• Task description: Without the pictures, repeat the listing character for character.

Recorded data
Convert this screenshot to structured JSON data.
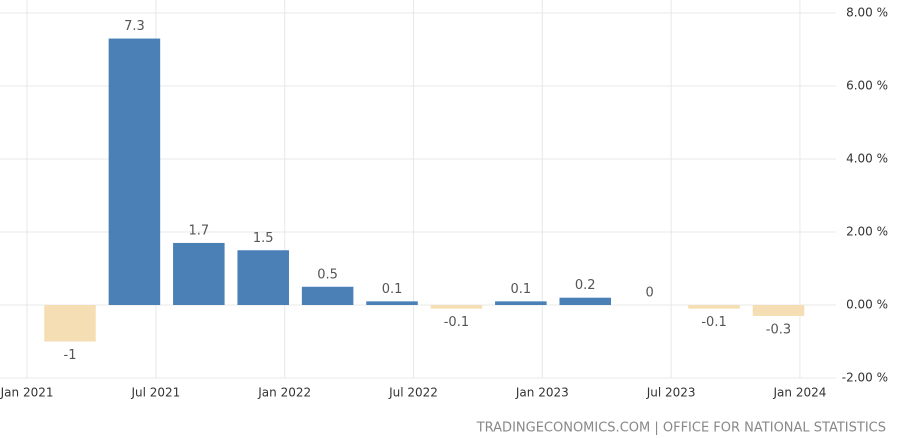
{
  "chart_data": {
    "type": "bar",
    "x": [
      "2021-03",
      "2021-06",
      "2021-09",
      "2021-12",
      "2022-03",
      "2022-06",
      "2022-09",
      "2022-12",
      "2023-03",
      "2023-06",
      "2023-09",
      "2023-12"
    ],
    "values": [
      -1,
      7.3,
      1.7,
      1.5,
      0.5,
      0.1,
      -0.1,
      0.1,
      0.2,
      0,
      -0.1,
      -0.3
    ],
    "color": "#4a80b6",
    "negative_color": "#f5deb3",
    "xlim": [
      "2020-12",
      "2024-02"
    ],
    "xticks": [
      {
        "value": "2021-01",
        "label": "Jan 2021"
      },
      {
        "value": "2021-07",
        "label": "Jul 2021"
      },
      {
        "value": "2022-01",
        "label": "Jan 2022"
      },
      {
        "value": "2022-07",
        "label": "Jul 2022"
      },
      {
        "value": "2023-01",
        "label": "Jan 2023"
      },
      {
        "value": "2023-07",
        "label": "Jul 2023"
      },
      {
        "value": "2024-01",
        "label": "Jan 2024"
      }
    ],
    "ylim": [
      -2,
      8
    ],
    "yticks": [
      {
        "value": -2,
        "label": "-2.00 %"
      },
      {
        "value": 0,
        "label": "0.00 %"
      },
      {
        "value": 2,
        "label": "2.00 %"
      },
      {
        "value": 4,
        "label": "4.00 %"
      },
      {
        "value": 6,
        "label": "6.00 %"
      },
      {
        "value": 8,
        "label": "8.00 %"
      }
    ],
    "grid": true,
    "source": "TRADINGECONOMICS.COM | OFFICE FOR NATIONAL STATISTICS"
  }
}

• Reply:
Convert this screenshot to structured JSON data.
{
  "chart_data": {
    "type": "bar",
    "x": [
      "2021-03",
      "2021-06",
      "2021-09",
      "2021-12",
      "2022-03",
      "2022-06",
      "2022-09",
      "2022-12",
      "2023-03",
      "2023-06",
      "2023-09",
      "2023-12"
    ],
    "values": [
      -1,
      7.3,
      1.7,
      1.5,
      0.5,
      0.1,
      -0.1,
      0.1,
      0.2,
      0,
      -0.1,
      -0.3
    ],
    "color": "#4a80b6",
    "negative_color": "#f5deb3",
    "xlim": [
      "2020-12",
      "2024-02"
    ],
    "xticks": [
      {
        "value": "2021-01",
        "label": "Jan 2021"
      },
      {
        "value": "2021-07",
        "label": "Jul 2021"
      },
      {
        "value": "2022-01",
        "label": "Jan 2022"
      },
      {
        "value": "2022-07",
        "label": "Jul 2022"
      },
      {
        "value": "2023-01",
        "label": "Jan 2023"
      },
      {
        "value": "2023-07",
        "label": "Jul 2023"
      },
      {
        "value": "2024-01",
        "label": "Jan 2024"
      }
    ],
    "ylim": [
      -2,
      8
    ],
    "yticks": [
      {
        "value": -2,
        "label": "-2.00 %"
      },
      {
        "value": 0,
        "label": "0.00 %"
      },
      {
        "value": 2,
        "label": "2.00 %"
      },
      {
        "value": 4,
        "label": "4.00 %"
      },
      {
        "value": 6,
        "label": "6.00 %"
      },
      {
        "value": 8,
        "label": "8.00 %"
      }
    ],
    "grid": true,
    "source": "TRADINGECONOMICS.COM | OFFICE FOR NATIONAL STATISTICS"
  }
}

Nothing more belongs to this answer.